Locate each line of the material that contains "себя", then return it.

— START OF Dataset excerpts —

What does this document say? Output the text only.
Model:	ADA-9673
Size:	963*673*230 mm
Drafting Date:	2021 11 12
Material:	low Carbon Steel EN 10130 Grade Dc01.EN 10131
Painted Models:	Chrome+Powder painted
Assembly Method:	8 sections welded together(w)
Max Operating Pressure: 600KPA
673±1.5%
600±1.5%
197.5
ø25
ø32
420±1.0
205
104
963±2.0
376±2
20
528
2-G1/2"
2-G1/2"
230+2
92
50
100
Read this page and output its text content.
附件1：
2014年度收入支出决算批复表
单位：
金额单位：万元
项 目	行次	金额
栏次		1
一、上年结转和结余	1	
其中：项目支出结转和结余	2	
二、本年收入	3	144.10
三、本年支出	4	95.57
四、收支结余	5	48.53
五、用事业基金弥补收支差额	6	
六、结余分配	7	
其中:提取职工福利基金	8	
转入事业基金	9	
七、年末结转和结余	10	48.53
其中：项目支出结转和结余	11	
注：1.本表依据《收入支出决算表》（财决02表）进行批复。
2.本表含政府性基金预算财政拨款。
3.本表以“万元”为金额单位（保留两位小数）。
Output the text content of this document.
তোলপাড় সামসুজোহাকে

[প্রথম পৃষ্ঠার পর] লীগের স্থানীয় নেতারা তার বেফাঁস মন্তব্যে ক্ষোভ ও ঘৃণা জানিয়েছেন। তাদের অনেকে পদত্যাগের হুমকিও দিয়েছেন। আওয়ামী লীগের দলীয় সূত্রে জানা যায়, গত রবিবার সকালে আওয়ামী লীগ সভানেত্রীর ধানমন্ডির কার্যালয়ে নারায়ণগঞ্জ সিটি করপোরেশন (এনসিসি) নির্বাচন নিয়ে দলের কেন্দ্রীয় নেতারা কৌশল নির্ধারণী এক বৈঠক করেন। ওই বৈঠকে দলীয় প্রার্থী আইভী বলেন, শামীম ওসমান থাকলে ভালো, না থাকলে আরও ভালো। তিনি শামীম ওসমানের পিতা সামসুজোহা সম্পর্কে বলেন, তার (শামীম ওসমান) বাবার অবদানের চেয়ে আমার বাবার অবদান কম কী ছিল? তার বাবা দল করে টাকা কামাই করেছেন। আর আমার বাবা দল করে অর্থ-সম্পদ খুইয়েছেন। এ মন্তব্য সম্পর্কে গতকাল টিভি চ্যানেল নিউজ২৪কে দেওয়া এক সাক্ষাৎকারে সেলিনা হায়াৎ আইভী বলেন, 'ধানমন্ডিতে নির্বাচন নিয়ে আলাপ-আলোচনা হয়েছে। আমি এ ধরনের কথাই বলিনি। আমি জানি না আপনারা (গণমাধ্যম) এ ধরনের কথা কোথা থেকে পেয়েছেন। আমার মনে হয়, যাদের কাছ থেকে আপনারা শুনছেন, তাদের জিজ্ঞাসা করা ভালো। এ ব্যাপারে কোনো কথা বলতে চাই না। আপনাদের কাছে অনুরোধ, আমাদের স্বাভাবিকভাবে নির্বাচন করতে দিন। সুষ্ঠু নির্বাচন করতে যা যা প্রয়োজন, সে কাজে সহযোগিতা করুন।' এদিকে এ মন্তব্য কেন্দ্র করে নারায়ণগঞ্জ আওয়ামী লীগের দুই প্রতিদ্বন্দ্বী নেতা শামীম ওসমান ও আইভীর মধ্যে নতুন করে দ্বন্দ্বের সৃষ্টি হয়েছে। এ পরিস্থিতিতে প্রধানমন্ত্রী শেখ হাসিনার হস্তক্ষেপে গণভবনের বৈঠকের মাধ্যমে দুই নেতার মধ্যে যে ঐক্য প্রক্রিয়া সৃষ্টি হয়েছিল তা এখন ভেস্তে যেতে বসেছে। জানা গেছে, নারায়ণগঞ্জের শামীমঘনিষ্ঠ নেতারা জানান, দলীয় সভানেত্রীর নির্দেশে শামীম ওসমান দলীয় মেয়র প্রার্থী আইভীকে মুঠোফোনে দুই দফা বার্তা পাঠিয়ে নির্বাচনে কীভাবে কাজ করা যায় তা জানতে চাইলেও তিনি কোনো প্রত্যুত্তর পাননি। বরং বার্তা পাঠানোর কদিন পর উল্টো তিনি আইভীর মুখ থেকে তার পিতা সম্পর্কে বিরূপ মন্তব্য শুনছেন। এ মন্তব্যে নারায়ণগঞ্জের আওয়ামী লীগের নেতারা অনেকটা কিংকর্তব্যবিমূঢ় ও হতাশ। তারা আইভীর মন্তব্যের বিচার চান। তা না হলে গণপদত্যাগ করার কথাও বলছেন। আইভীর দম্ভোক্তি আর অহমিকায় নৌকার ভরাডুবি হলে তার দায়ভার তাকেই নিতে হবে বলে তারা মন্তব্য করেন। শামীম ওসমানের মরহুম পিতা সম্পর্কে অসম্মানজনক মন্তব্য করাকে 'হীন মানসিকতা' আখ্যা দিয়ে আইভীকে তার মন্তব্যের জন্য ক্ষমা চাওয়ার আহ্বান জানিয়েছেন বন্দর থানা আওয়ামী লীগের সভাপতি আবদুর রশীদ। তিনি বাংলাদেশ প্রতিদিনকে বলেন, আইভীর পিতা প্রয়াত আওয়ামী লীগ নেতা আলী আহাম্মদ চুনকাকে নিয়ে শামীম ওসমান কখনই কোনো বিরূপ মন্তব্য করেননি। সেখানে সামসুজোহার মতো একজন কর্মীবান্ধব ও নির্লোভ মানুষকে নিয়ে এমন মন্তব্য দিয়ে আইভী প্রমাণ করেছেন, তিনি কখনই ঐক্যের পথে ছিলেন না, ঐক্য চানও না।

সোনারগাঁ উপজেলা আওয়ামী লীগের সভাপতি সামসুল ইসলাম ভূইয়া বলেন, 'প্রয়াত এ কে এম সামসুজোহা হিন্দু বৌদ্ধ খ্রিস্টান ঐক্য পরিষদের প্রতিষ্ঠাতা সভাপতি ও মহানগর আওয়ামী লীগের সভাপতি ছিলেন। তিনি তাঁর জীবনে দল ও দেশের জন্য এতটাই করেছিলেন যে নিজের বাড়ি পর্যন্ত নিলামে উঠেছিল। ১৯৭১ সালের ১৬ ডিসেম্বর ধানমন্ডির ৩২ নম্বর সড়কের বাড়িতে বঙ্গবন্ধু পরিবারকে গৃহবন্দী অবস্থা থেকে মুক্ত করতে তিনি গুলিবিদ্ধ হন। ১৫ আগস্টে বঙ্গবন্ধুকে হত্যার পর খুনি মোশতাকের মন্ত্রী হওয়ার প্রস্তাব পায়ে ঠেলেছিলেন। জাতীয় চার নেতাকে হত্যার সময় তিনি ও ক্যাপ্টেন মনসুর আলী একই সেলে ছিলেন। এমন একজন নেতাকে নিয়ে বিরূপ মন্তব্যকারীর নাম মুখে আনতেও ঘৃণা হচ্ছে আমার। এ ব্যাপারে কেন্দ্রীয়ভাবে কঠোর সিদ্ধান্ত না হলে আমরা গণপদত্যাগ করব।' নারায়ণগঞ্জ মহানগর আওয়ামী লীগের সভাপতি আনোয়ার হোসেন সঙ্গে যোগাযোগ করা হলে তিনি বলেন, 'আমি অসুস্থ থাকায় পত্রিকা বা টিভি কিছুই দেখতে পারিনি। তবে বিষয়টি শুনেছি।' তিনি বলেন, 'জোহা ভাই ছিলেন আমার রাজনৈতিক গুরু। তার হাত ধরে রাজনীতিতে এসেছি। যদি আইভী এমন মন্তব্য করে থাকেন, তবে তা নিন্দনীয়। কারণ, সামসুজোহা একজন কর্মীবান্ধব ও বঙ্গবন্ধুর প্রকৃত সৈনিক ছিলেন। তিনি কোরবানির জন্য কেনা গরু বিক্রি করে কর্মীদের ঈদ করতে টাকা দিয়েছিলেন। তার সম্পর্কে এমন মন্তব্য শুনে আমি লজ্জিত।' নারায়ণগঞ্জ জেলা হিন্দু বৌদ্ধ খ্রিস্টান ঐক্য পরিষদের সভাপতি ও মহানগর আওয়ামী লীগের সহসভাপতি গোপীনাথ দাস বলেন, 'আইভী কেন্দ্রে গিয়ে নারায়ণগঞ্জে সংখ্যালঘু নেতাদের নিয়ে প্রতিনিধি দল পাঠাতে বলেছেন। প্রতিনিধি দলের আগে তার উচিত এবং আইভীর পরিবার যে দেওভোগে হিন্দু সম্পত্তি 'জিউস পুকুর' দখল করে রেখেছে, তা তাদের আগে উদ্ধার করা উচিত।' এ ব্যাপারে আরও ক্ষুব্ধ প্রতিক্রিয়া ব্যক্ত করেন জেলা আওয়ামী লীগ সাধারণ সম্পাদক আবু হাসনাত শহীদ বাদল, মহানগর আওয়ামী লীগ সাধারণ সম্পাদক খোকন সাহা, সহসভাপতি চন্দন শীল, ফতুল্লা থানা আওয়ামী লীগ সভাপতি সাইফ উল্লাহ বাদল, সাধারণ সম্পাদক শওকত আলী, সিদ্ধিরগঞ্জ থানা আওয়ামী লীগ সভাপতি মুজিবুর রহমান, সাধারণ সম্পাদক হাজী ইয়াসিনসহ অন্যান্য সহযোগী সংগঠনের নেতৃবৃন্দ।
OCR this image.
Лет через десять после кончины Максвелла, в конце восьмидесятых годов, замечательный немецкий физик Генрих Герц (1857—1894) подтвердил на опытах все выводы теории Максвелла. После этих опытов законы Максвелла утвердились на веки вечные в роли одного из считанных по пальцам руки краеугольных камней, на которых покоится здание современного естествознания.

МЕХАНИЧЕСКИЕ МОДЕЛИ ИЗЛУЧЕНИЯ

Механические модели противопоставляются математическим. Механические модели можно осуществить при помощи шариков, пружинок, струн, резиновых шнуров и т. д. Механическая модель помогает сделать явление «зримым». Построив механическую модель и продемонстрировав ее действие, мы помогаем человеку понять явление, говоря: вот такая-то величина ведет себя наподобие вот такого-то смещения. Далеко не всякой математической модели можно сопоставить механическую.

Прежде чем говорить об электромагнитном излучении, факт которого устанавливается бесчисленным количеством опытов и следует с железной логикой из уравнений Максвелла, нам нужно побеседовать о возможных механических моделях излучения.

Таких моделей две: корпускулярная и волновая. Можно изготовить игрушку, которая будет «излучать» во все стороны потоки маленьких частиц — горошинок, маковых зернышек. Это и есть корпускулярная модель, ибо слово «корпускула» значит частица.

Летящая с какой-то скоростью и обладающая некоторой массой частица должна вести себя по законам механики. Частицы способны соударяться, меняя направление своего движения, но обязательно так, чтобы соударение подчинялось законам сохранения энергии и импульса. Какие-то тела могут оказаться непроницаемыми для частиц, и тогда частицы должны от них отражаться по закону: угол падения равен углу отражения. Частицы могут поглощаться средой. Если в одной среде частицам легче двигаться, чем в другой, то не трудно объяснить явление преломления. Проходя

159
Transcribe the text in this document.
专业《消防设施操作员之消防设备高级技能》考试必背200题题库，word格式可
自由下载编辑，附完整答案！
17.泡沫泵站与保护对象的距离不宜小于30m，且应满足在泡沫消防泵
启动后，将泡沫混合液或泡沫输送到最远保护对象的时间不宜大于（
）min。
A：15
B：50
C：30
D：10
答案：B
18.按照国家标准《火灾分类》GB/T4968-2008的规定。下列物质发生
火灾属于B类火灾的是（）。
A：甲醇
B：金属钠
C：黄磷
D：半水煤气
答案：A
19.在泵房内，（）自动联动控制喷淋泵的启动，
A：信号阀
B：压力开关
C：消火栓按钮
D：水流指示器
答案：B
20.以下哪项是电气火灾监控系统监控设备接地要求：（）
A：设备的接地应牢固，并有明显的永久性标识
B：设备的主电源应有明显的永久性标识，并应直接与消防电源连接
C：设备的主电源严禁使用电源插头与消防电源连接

— END OF Dataset excerpts —

* **Exercise result**
Механические модели противопоставляются математическим. Механические модели можно осуществить при помощи шариков, пружинок, струн, резиновых шнуров и т. д. Механическая модель помогает сделать явление «зримым». Построив механическую модель и продемонстрировав ее действие, мы помогаем человеку понять явление, говоря: вот такая-то величина ведет себя наподобие вот такого-то смещения. Далеко не всякой математической модели можно сопоставить механическую.
Летящая с какой-то скоростью и обладающая некоторой массой частица должна вести себя по законам механики. Частицы способны соударяться, меняя направление своего движения, но обязательно так, чтобы соударение подчинялось законам сохранения энергии и импульса. Какие-то тела могут оказаться непроницаемыми для частиц, и тогда частицы должны от них отражаться по закону: угол падения равен углу отражения. Частицы могут поглощаться средой. Если в одной среде частицам легче двигаться, чем в другой, то не трудно объяснить явление преломления. Проходя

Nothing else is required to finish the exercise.